◆ **The input**:
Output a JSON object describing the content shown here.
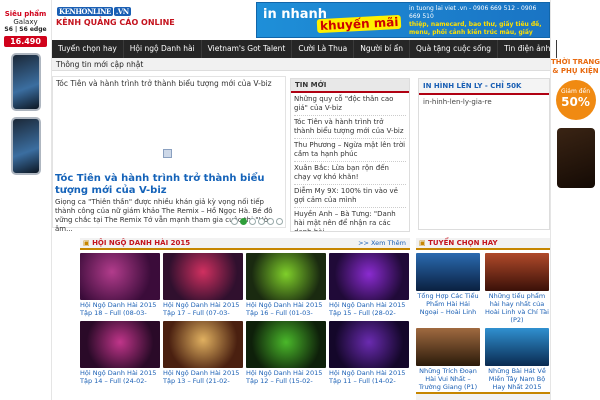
{
  "left_ad": {
    "line1": "Siêu phẩm",
    "line2": "Galaxy",
    "line3": "S6 | S6 edge",
    "price": "16.490"
  },
  "right_ad": {
    "title": "THỜI TRANG & PHỤ KIỆN",
    "sale_label": "Giảm đến",
    "sale_value": "50%"
  },
  "header": {
    "logo_brand": "KENHONLINE",
    "logo_tld": ".VN",
    "logo_tagline": "KÊNH QUẢNG CÁO ONLINE",
    "banner_main": "in nhanh",
    "banner_promo": "khuyến mãi",
    "banner_contact": "in tuong lai viet .vn - 0906 669 512 - 0906 669 510",
    "banner_services": "thiệp, namecard, bao thư, giấy tiêu đề, menu, phối cảnh kiến trúc màu, giấy chứng nhận, profile công ty, v.v..."
  },
  "nav": {
    "items": [
      "Tuyển chọn hay",
      "Hội ngộ Danh hài",
      "Vietnam's Got Talent",
      "Cười Là Thua",
      "Người bí ẩn",
      "Quà tặng cuộc sống",
      "Tin điện ảnh"
    ]
  },
  "subnav": {
    "label": "Thông tin mới cập nhật"
  },
  "slider": {
    "top_title": "Tóc Tiên và hành trình trở thành biểu tượng mới của V-biz",
    "headline": "Tóc Tiên và hành trình trở thành biểu tượng mới của V-biz",
    "description": "Giọng ca \"Thiên thần\" được nhiều khán giả kỳ vọng nối tiếp thành công của nữ giám khảo The Remix – Hồ Ngọc Hà. Bé đô vững chắc tại The Remix Tớ vẫn mạnh tham gia cuộc thi \"Hòa âm..."
  },
  "news": {
    "title": "TIN MỚI",
    "items": [
      "Những quy cỗ \"độc thân cao giá\" của V-biz",
      "Tóc Tiên và hành trình trở thành biểu tượng mới của V-biz",
      "Thu Phương – Ngừa mật lên trời cầm ta hạnh phúc",
      "Xuân Bắc: Lừa bạn rộn đến chạy vợ khó khăn!",
      "Diễm My 9X: 100% tin vào vẻ gợi cảm của mình",
      "Huyền Anh – Bà Tưng: \"Danh hài mật nên để nhận ra các danh hài"
    ]
  },
  "right_box": {
    "title": "IN HÌNH LÊN LY - CHỈ 50K",
    "text": "in-hinh-len-ly-gia-re"
  },
  "section_main": {
    "title": "HỘI NGỘ DANH HÀI 2015",
    "more": ">> Xem Thêm",
    "videos": [
      "Hội Ngộ Danh Hài 2015 Tập 18 – Full (08-03-2015)",
      "Hội Ngộ Danh Hài 2015 Tập 17 – Full (07-03-2015)",
      "Hội Ngộ Danh Hài 2015 Tập 16 – Full (01-03-2015)",
      "Hội Ngộ Danh Hài 2015 Tập 15 – Full (28-02-2015)",
      "Hội Ngộ Danh Hài 2015 Tập 14 – Full (24-02-2015)",
      "Hội Ngộ Danh Hài 2015 Tập 13 – Full (21-02-2015)",
      "Hội Ngộ Danh Hài 2015 Tập 12 – Full (15-02-2015)",
      "Hội Ngộ Danh Hài 2015 Tập 11 – Full (14-02-2015)"
    ]
  },
  "section_side": {
    "title": "TUYỂN CHỌN HAY",
    "videos": [
      "Tổng Hợp Các Tiểu Phẩm Hài Hải Ngoại – Hoài Linh",
      "Những tiểu phẩm hài hay nhất của Hoài Linh và Chí Tài (P2)",
      "Những Trích Đoạn Hài Vui Nhất – Trường Giang (P1)",
      "Những Bài Hát Về Miền Tây Nam Bộ Hay Nhất 2015"
    ]
  }
}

◆ **Task goal**:
Work out how many lines in the records above contain the word "Linh", and reply with that number alone.

◆ **Solution to the problem**:
2